Exercise | Each entry must be reproduced precisely as it stands.

(Records contained in a dataset)
※

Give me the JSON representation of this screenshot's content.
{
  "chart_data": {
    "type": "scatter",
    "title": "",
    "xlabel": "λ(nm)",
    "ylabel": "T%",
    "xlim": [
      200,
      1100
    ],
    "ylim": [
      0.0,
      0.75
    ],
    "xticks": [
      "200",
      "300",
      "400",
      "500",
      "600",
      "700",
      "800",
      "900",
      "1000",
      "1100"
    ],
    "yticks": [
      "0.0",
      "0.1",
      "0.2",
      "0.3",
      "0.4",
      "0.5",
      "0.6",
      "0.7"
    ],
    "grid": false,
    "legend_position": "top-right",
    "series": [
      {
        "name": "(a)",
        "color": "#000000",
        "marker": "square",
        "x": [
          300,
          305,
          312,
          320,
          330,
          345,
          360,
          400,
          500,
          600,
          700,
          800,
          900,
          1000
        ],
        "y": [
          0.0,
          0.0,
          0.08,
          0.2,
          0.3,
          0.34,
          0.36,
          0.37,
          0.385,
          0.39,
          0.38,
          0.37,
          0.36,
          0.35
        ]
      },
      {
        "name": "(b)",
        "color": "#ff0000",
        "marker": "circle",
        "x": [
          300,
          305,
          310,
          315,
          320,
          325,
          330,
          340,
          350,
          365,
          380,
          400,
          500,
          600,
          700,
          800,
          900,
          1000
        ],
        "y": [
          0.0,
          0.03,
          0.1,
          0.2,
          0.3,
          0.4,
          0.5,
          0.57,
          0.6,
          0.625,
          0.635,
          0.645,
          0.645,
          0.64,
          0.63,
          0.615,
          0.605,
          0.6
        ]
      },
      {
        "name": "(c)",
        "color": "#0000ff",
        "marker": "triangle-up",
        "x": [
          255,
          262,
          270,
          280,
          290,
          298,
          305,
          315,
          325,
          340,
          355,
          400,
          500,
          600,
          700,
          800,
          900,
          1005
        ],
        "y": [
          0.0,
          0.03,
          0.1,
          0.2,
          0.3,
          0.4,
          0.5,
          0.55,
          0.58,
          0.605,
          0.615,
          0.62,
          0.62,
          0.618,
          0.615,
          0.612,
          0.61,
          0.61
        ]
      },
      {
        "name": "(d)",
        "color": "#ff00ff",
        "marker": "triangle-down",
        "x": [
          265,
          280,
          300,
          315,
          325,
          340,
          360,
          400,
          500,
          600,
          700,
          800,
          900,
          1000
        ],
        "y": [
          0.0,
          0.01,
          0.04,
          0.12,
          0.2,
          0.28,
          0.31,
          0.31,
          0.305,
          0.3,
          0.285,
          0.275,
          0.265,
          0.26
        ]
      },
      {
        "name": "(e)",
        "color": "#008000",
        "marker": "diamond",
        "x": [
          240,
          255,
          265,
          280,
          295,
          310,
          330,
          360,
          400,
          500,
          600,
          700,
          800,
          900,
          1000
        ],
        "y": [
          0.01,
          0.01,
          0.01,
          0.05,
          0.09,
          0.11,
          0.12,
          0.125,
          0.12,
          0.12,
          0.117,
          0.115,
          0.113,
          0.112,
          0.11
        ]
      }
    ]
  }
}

※

Answer for the task |
Give me the JSON representation of this screenshot's content.
{
  "chart_data": {
    "type": "scatter",
    "title": "",
    "xlabel": "λ(nm)",
    "ylabel": "T%",
    "xlim": [
      200,
      1100
    ],
    "ylim": [
      0.0,
      0.75
    ],
    "xticks": [
      "200",
      "300",
      "400",
      "500",
      "600",
      "700",
      "800",
      "900",
      "1000",
      "1100"
    ],
    "yticks": [
      "0.0",
      "0.1",
      "0.2",
      "0.3",
      "0.4",
      "0.5",
      "0.6",
      "0.7"
    ],
    "grid": false,
    "legend_position": "top-right",
    "series": [
      {
        "name": "(a)",
        "color": "#000000",
        "marker": "square",
        "x": [
          300,
          305,
          312,
          320,
          330,
          345,
          360,
          400,
          500,
          600,
          700,
          800,
          900,
          1000
        ],
        "y": [
          0.0,
          0.0,
          0.08,
          0.2,
          0.3,
          0.34,
          0.36,
          0.37,
          0.385,
          0.39,
          0.38,
          0.37,
          0.36,
          0.35
        ]
      },
      {
        "name": "(b)",
        "color": "#ff0000",
        "marker": "circle",
        "x": [
          300,
          305,
          310,
          315,
          320,
          325,
          330,
          340,
          350,
          365,
          380,
          400,
          500,
          600,
          700,
          800,
          900,
          1000
        ],
        "y": [
          0.0,
          0.03,
          0.1,
          0.2,
          0.3,
          0.4,
          0.5,
          0.57,
          0.6,
          0.625,
          0.635,
          0.645,
          0.645,
          0.64,
          0.63,
          0.615,
          0.605,
          0.6
        ]
      },
      {
        "name": "(c)",
        "color": "#0000ff",
        "marker": "triangle-up",
        "x": [
          255,
          262,
          270,
          280,
          290,
          298,
          305,
          315,
          325,
          340,
          355,
          400,
          500,
          600,
          700,
          800,
          900,
          1005
        ],
        "y": [
          0.0,
          0.03,
          0.1,
          0.2,
          0.3,
          0.4,
          0.5,
          0.55,
          0.58,
          0.605,
          0.615,
          0.62,
          0.62,
          0.618,
          0.615,
          0.612,
          0.61,
          0.61
        ]
      },
      {
        "name": "(d)",
        "color": "#ff00ff",
        "marker": "triangle-down",
        "x": [
          265,
          280,
          300,
          315,
          325,
          340,
          360,
          400,
          500,
          600,
          700,
          800,
          900,
          1000
        ],
        "y": [
          0.0,
          0.01,
          0.04,
          0.12,
          0.2,
          0.28,
          0.31,
          0.31,
          0.305,
          0.3,
          0.285,
          0.275,
          0.265,
          0.26
        ]
      },
      {
        "name": "(e)",
        "color": "#008000",
        "marker": "diamond",
        "x": [
          240,
          255,
          265,
          280,
          295,
          310,
          330,
          360,
          400,
          500,
          600,
          700,
          800,
          900,
          1000
        ],
        "y": [
          0.01,
          0.01,
          0.01,
          0.05,
          0.09,
          0.11,
          0.12,
          0.125,
          0.12,
          0.12,
          0.117,
          0.115,
          0.113,
          0.112,
          0.11
        ]
      }
    ]
  }
}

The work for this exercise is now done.